__PROVIDED DATA__:

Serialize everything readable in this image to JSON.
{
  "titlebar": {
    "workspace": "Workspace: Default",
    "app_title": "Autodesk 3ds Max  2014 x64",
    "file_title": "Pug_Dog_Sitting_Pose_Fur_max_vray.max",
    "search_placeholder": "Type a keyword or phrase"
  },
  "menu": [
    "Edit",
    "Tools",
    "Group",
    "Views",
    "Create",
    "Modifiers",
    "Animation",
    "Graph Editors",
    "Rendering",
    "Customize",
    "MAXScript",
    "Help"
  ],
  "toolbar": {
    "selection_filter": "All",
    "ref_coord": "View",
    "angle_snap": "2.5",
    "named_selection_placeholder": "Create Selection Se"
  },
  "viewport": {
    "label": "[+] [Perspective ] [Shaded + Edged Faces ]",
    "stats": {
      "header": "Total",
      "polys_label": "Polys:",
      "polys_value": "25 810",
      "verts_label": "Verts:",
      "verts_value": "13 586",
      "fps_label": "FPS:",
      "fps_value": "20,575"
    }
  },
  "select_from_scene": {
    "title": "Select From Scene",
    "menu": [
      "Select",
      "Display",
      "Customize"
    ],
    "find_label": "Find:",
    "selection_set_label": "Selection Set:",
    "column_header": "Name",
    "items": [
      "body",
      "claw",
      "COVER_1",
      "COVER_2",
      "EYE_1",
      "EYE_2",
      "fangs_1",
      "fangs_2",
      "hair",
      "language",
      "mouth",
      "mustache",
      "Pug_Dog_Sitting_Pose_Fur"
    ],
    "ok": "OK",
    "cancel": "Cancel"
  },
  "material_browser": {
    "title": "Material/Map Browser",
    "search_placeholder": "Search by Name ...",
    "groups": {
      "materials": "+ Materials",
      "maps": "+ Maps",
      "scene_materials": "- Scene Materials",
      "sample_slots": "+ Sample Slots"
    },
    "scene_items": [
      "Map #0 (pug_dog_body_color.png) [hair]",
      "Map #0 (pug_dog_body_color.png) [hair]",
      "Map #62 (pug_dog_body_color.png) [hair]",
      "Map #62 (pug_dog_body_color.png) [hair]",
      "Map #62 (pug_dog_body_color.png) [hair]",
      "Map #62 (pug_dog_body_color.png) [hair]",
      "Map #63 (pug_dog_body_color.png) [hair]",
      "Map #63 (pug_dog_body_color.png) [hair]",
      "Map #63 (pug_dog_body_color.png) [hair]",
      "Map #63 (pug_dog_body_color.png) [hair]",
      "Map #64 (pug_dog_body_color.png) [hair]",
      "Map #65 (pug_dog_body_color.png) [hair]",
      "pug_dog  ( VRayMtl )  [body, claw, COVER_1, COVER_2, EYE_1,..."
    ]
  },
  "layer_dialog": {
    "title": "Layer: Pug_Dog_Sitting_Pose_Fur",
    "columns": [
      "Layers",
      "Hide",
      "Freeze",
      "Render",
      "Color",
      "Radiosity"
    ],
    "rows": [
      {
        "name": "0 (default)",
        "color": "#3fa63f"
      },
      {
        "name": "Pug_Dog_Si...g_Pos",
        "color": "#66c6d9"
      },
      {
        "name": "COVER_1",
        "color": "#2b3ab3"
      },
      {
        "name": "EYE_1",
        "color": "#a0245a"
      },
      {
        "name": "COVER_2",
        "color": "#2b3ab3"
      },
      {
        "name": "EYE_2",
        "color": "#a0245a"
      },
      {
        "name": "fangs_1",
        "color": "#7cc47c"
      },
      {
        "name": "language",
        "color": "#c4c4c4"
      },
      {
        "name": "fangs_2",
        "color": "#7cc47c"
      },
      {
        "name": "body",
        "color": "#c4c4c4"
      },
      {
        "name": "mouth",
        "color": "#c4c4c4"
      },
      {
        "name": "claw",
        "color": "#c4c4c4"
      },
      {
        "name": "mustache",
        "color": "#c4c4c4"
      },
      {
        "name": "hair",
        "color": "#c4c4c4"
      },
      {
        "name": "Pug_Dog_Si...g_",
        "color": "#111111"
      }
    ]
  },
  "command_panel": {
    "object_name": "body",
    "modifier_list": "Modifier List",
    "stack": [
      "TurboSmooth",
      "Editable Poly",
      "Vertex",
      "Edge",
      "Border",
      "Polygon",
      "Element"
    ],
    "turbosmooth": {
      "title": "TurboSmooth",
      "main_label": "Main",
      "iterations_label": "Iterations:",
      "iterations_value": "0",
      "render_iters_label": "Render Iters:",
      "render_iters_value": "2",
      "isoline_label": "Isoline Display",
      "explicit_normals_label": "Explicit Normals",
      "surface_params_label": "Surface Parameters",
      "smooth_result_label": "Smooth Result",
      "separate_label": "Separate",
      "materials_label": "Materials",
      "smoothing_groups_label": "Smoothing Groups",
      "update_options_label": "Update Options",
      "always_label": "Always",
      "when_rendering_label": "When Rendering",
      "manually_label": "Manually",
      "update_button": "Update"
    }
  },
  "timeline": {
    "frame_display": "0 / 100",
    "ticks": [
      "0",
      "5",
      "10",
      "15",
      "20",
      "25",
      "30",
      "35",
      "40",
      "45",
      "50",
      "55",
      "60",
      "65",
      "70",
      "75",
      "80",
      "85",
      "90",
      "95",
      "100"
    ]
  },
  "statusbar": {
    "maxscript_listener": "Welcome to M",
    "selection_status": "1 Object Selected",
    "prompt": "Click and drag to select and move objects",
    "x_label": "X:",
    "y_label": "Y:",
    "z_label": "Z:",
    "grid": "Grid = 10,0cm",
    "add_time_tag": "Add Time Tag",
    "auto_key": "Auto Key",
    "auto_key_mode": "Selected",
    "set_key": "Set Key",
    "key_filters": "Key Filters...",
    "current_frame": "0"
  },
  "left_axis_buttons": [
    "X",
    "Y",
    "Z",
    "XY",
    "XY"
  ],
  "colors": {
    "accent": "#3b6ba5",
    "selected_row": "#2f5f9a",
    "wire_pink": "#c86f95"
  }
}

__PROBLEM DETAILS__: Print the records above exactly as they appear.

__WRITTEN SOLUTION__:
Serialize everything readable in this image to JSON.
{
  "titlebar": {
    "workspace": "Workspace: Default",
    "app_title": "Autodesk 3ds Max  2014 x64",
    "file_title": "Pug_Dog_Sitting_Pose_Fur_max_vray.max",
    "search_placeholder": "Type a keyword or phrase"
  },
  "menu": [
    "Edit",
    "Tools",
    "Group",
    "Views",
    "Create",
    "Modifiers",
    "Animation",
    "Graph Editors",
    "Rendering",
    "Customize",
    "MAXScript",
    "Help"
  ],
  "toolbar": {
    "selection_filter": "All",
    "ref_coord": "View",
    "angle_snap": "2.5",
    "named_selection_placeholder": "Create Selection Se"
  },
  "viewport": {
    "label": "[+] [Perspective ] [Shaded + Edged Faces ]",
    "stats": {
      "header": "Total",
      "polys_label": "Polys:",
      "polys_value": "25 810",
      "verts_label": "Verts:",
      "verts_value": "13 586",
      "fps_label": "FPS:",
      "fps_value": "20,575"
    }
  },
  "select_from_scene": {
    "title": "Select From Scene",
    "menu": [
      "Select",
      "Display",
      "Customize"
    ],
    "find_label": "Find:",
    "selection_set_label": "Selection Set:",
    "column_header": "Name",
    "items": [
      "body",
      "claw",
      "COVER_1",
      "COVER_2",
      "EYE_1",
      "EYE_2",
      "fangs_1",
      "fangs_2",
      "hair",
      "language",
      "mouth",
      "mustache",
      "Pug_Dog_Sitting_Pose_Fur"
    ],
    "ok": "OK",
    "cancel": "Cancel"
  },
  "material_browser": {
    "title": "Material/Map Browser",
    "search_placeholder": "Search by Name ...",
    "groups": {
      "materials": "+ Materials",
      "maps": "+ Maps",
      "scene_materials": "- Scene Materials",
      "sample_slots": "+ Sample Slots"
    },
    "scene_items": [
      "Map #0 (pug_dog_body_color.png) [hair]",
      "Map #0 (pug_dog_body_color.png) [hair]",
      "Map #62 (pug_dog_body_color.png) [hair]",
      "Map #62 (pug_dog_body_color.png) [hair]",
      "Map #62 (pug_dog_body_color.png) [hair]",
      "Map #62 (pug_dog_body_color.png) [hair]",
      "Map #63 (pug_dog_body_color.png) [hair]",
      "Map #63 (pug_dog_body_color.png) [hair]",
      "Map #63 (pug_dog_body_color.png) [hair]",
      "Map #63 (pug_dog_body_color.png) [hair]",
      "Map #64 (pug_dog_body_color.png) [hair]",
      "Map #65 (pug_dog_body_color.png) [hair]",
      "pug_dog  ( VRayMtl )  [body, claw, COVER_1, COVER_2, EYE_1,..."
    ]
  },
  "layer_dialog": {
    "title": "Layer: Pug_Dog_Sitting_Pose_Fur",
    "columns": [
      "Layers",
      "Hide",
      "Freeze",
      "Render",
      "Color",
      "Radiosity"
    ],
    "rows": [
      {
        "name": "0 (default)",
        "color": "#3fa63f"
      },
      {
        "name": "Pug_Dog_Si...g_Pos",
        "color": "#66c6d9"
      },
      {
        "name": "COVER_1",
        "color": "#2b3ab3"
      },
      {
        "name": "EYE_1",
        "color": "#a0245a"
      },
      {
        "name": "COVER_2",
        "color": "#2b3ab3"
      },
      {
        "name": "EYE_2",
        "color": "#a0245a"
      },
      {
        "name": "fangs_1",
        "color": "#7cc47c"
      },
      {
        "name": "language",
        "color": "#c4c4c4"
      },
      {
        "name": "fangs_2",
        "color": "#7cc47c"
      },
      {
        "name": "body",
        "color": "#c4c4c4"
      },
      {
        "name": "mouth",
        "color": "#c4c4c4"
      },
      {
        "name": "claw",
        "color": "#c4c4c4"
      },
      {
        "name": "mustache",
        "color": "#c4c4c4"
      },
      {
        "name": "hair",
        "color": "#c4c4c4"
      },
      {
        "name": "Pug_Dog_Si...g_",
        "color": "#111111"
      }
    ]
  },
  "command_panel": {
    "object_name": "body",
    "modifier_list": "Modifier List",
    "stack": [
      "TurboSmooth",
      "Editable Poly",
      "Vertex",
      "Edge",
      "Border",
      "Polygon",
      "Element"
    ],
    "turbosmooth": {
      "title": "TurboSmooth",
      "main_label": "Main",
      "iterations_label": "Iterations:",
      "iterations_value": "0",
      "render_iters_label": "Render Iters:",
      "render_iters_value": "2",
      "isoline_label": "Isoline Display",
      "explicit_normals_label": "Explicit Normals",
      "surface_params_label": "Surface Parameters",
      "smooth_result_label": "Smooth Result",
      "separate_label": "Separate",
      "materials_label": "Materials",
      "smoothing_groups_label": "Smoothing Groups",
      "update_options_label": "Update Options",
      "always_label": "Always",
      "when_rendering_label": "When Rendering",
      "manually_label": "Manually",
      "update_button": "Update"
    }
  },
  "timeline": {
    "frame_display": "0 / 100",
    "ticks": [
      "0",
      "5",
      "10",
      "15",
      "20",
      "25",
      "30",
      "35",
      "40",
      "45",
      "50",
      "55",
      "60",
      "65",
      "70",
      "75",
      "80",
      "85",
      "90",
      "95",
      "100"
    ]
  },
  "statusbar": {
    "maxscript_listener": "Welcome to M",
    "selection_status": "1 Object Selected",
    "prompt": "Click and drag to select and move objects",
    "x_label": "X:",
    "y_label": "Y:",
    "z_label": "Z:",
    "grid": "Grid = 10,0cm",
    "add_time_tag": "Add Time Tag",
    "auto_key": "Auto Key",
    "auto_key_mode": "Selected",
    "set_key": "Set Key",
    "key_filters": "Key Filters...",
    "current_frame": "0"
  },
  "left_axis_buttons": [
    "X",
    "Y",
    "Z",
    "XY",
    "XY"
  ],
  "colors": {
    "accent": "#3b6ba5",
    "selected_row": "#2f5f9a",
    "wire_pink": "#c86f95"
  }
}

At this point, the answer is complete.